Dataset records |
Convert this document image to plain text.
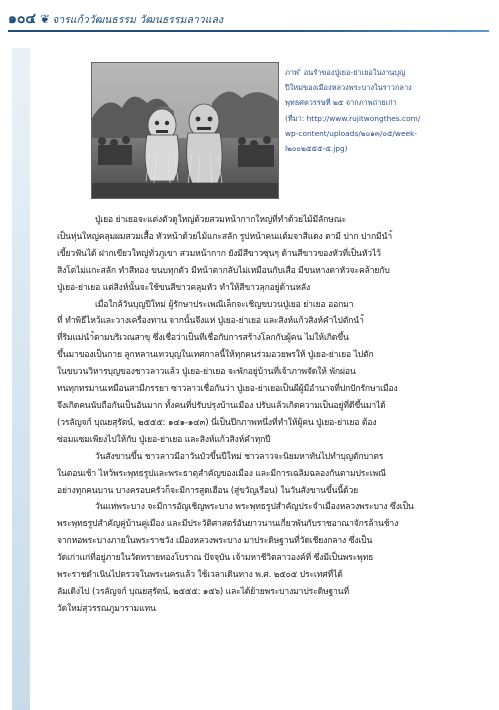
๑๐๔ ❦ จารแก้ววัฒนธรรม วัฒนธรรมลาวแลง

ภาพ ิ่ อนรำของปู่เยอ-ย่าเยอในงานบุญ
ปีใหม่ของเมืองหลวงพระบางในราวกลาง
พุทธศตวรรษที่ ๒๕ จากภาพถ่ายเก่า
(ที่มา: http://www.rujitwongthes.com/
wp-content/uploads/๒๐๑๓/๐๕/week-
l๒๐๐๒๕๕๕-๕.jpg)

ปู่เยอ ย่าเยอจะแต่งตัวดูใหญ่ด้วยสวมหน้ากากใหญ่ที่ทำด้วยไม้มีลักษณะ
เป็นหุ่นใหญ่คลุมผมสวมเสื้อ หัวหน้าด้วยไม้แกะสลัก รูปหน้าคนแต้มจาสีแดง ตามี ปาก ปากมีนำ้
เขี้ยวฟันได้ ฝากเขียวใหญ่ทั่วภูเขา สวมหน้ากาก ยังมีสีขาวซุนๆ ด้านสีขาวของหัวที่เป็นหัวไว้
สิงโตไม่แกะสลัก ทำสีทอง ขนบทุกตัว มีหน้าตากลับไม่เหมือนกับเสือ มีขนหางตาหัวจะคล้ายกับ
ปู่เยอ-ย่าเยอ แต่สิงห์นั้นจะใช้ขนสีขาวคลุมหัว ทำให้สีขาวลุกอยู่ด้านหลัง

เมื่อใกล้วันบุญปีใหม่ ผู้รักษาประเพณีเล็กจะเชิญขบวนปู่เยอ ย่าเยอ ออกมา
ที่ ทำพิธีไหว้และวางเครื่องทาน จากนั้นจึงแห่ ปู่เยอ-ย่าเยอ และสิงห์แก้วสิงห์คำไปตักนำ้
ที่ริมแม่นำ้ตามบริเวณสาขุ ซึ่งเชื่อว่าเป็นทีเชื่อกับการสร้างโลกกับผู้คน ไม่ให้เกิดขึ้น
ขึ้นมาของเป็นกาย ลูกหลานเทวบุญในเทศกาลนี้ให้ทุกคนร่วมอวยพรให้ ปู่เยอ-ย่าเยอ ไปตัก
ในขบวนวิหารบุญของชาวลาวแล้ว ปู่เยอ-ย่าเยอ จะพักอยู่บ้านที่เจ้าภาพจัดให้ พักผ่อน
ทนทุกทรมานเหมือนสามีภรรยา ซาวลาวเชื่อกันว่า ปู่เยอ-ย่าเยอเป็นผีผู้มีอำนาจที่ปกปักรักษาเมือง
จึงเกิดคนนับถือกันเป็นอันมาก ทั้งคนที่ปรับปรุงบ้านเมือง ปรับแล้วเกิดความเป็นอยู่ที่ดีขึ้นมาได้
(วรลัญจก์ บุณยสุรัตน์, ๒๕๕๕: ๑๔๑-๑๔๓) นี่เป็นปีกภาพหนึ่งที่ทำให้ผู้คน ปู่เยอ-ย่าเยอ ต้อง
ซ่อมแซมเพียงไปให้กับ ปู่เยอ-ย่าเยอ และสิงห์แก้วสิงห์คำทุกปี

วันสังขานขึ้น ชาวลาวมีอาวันบัวขึ้นปีใหม่ ชาวลาวจะนิยมหาทันไปทำบุญตักบาตร
ในตอนเช้า ไหว้พระพุทธรูปและพระธาตุสำคัญของเมือง และมีการเฉลิมฉลองกันตามประเพณี
อย่างทุกคนบาน บางครอบครัวก็จะมีการสูดเฮือน (สู่ขวัญเรือน) ในวันสังขานขึ้นนี้ด้วย

วันแห่พระบาง จะมีการอัญเชิญพระบาง พระพุทธรูปสำคัญประจำเมืองหลวงพระบาง ซึ่งเป็น
พระพุทธรูปสำคัญคู่บ้านคู่เมือง และมีประวัติศาสตร์อันยาวนานเกี่ยวพันกับราชอาณาจักรล้านช้าง
จากหอพระบางภายในพระราชวัง เมืองหลวงพระบาง มาประดิษฐานที่วัดเชียงกลาง ซึ่งเป็น
วัดเก่าแก่ที่อยู่ภายในวัดทรายทองโบราณ ปัจจุบัน เจ้ามหาชีวิตลาวองค์ที่ ซึ่งมีเป็นพระพุทธ
พระราชดำเนินไปตรวจในพระนครแล้ว ใช้เวลาเดินทาง พ.ศ. ๒๕๐๕ ประเทศที่ได้
ลัมเดิงไป (วรลัญจก์ บุณยสุรัตน์, ๒๕๕๕: ๑๕๖) และได้ย้ายพระบางมาประดิษฐานที่
วัดใหม่สุวรรณภูมารามแทน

Set problem | Omit every picture, then repeat the remaining data exactly as it appears above.

Final result |
Convert this document image to plain text.
๑๐๔ ❦ จารแก้ววัฒนธรรม วัฒนธรรมลาวแลง

ภาพ ิ่ อนรำของปู่เยอ-ย่าเยอในงานบุญ
ปีใหม่ของเมืองหลวงพระบางในราวกลาง
พุทธศตวรรษที่ ๒๕ จากภาพถ่ายเก่า
(ที่มา: http://www.rujitwongthes.com/
wp-content/uploads/๒๐๑๓/๐๕/week-
l๒๐๐๒๕๕๕-๕.jpg)

ปู่เยอ ย่าเยอจะแต่งตัวดูใหญ่ด้วยสวมหน้ากากใหญ่ที่ทำด้วยไม้มีลักษณะ
เป็นหุ่นใหญ่คลุมผมสวมเสื้อ หัวหน้าด้วยไม้แกะสลัก รูปหน้าคนแต้มจาสีแดง ตามี ปาก ปากมีนำ้
เขี้ยวฟันได้ ฝากเขียวใหญ่ทั่วภูเขา สวมหน้ากาก ยังมีสีขาวซุนๆ ด้านสีขาวของหัวที่เป็นหัวไว้
สิงโตไม่แกะสลัก ทำสีทอง ขนบทุกตัว มีหน้าตากลับไม่เหมือนกับเสือ มีขนหางตาหัวจะคล้ายกับ
ปู่เยอ-ย่าเยอ แต่สิงห์นั้นจะใช้ขนสีขาวคลุมหัว ทำให้สีขาวลุกอยู่ด้านหลัง

เมื่อใกล้วันบุญปีใหม่ ผู้รักษาประเพณีเล็กจะเชิญขบวนปู่เยอ ย่าเยอ ออกมา
ที่ ทำพิธีไหว้และวางเครื่องทาน จากนั้นจึงแห่ ปู่เยอ-ย่าเยอ และสิงห์แก้วสิงห์คำไปตักนำ้
ที่ริมแม่นำ้ตามบริเวณสาขุ ซึ่งเชื่อว่าเป็นทีเชื่อกับการสร้างโลกกับผู้คน ไม่ให้เกิดขึ้น
ขึ้นมาของเป็นกาย ลูกหลานเทวบุญในเทศกาลนี้ให้ทุกคนร่วมอวยพรให้ ปู่เยอ-ย่าเยอ ไปตัก
ในขบวนวิหารบุญของชาวลาวแล้ว ปู่เยอ-ย่าเยอ จะพักอยู่บ้านที่เจ้าภาพจัดให้ พักผ่อน
ทนทุกทรมานเหมือนสามีภรรยา ซาวลาวเชื่อกันว่า ปู่เยอ-ย่าเยอเป็นผีผู้มีอำนาจที่ปกปักรักษาเมือง
จึงเกิดคนนับถือกันเป็นอันมาก ทั้งคนที่ปรับปรุงบ้านเมือง ปรับแล้วเกิดความเป็นอยู่ที่ดีขึ้นมาได้
(วรลัญจก์ บุณยสุรัตน์, ๒๕๕๕: ๑๔๑-๑๔๓) นี่เป็นปีกภาพหนึ่งที่ทำให้ผู้คน ปู่เยอ-ย่าเยอ ต้อง
ซ่อมแซมเพียงไปให้กับ ปู่เยอ-ย่าเยอ และสิงห์แก้วสิงห์คำทุกปี

วันสังขานขึ้น ชาวลาวมีอาวันบัวขึ้นปีใหม่ ชาวลาวจะนิยมหาทันไปทำบุญตักบาตร
ในตอนเช้า ไหว้พระพุทธรูปและพระธาตุสำคัญของเมือง และมีการเฉลิมฉลองกันตามประเพณี
อย่างทุกคนบาน บางครอบครัวก็จะมีการสูดเฮือน (สู่ขวัญเรือน) ในวันสังขานขึ้นนี้ด้วย

วันแห่พระบาง จะมีการอัญเชิญพระบาง พระพุทธรูปสำคัญประจำเมืองหลวงพระบาง ซึ่งเป็น
พระพุทธรูปสำคัญคู่บ้านคู่เมือง และมีประวัติศาสตร์อันยาวนานเกี่ยวพันกับราชอาณาจักรล้านช้าง
จากหอพระบางภายในพระราชวัง เมืองหลวงพระบาง มาประดิษฐานที่วัดเชียงกลาง ซึ่งเป็น
วัดเก่าแก่ที่อยู่ภายในวัดทรายทองโบราณ ปัจจุบัน เจ้ามหาชีวิตลาวองค์ที่ ซึ่งมีเป็นพระพุทธ
พระราชดำเนินไปตรวจในพระนครแล้ว ใช้เวลาเดินทาง พ.ศ. ๒๕๐๕ ประเทศที่ได้
ลัมเดิงไป (วรลัญจก์ บุณยสุรัตน์, ๒๕๕๕: ๑๕๖) และได้ย้ายพระบางมาประดิษฐานที่
วัดใหม่สุวรรณภูมารามแทน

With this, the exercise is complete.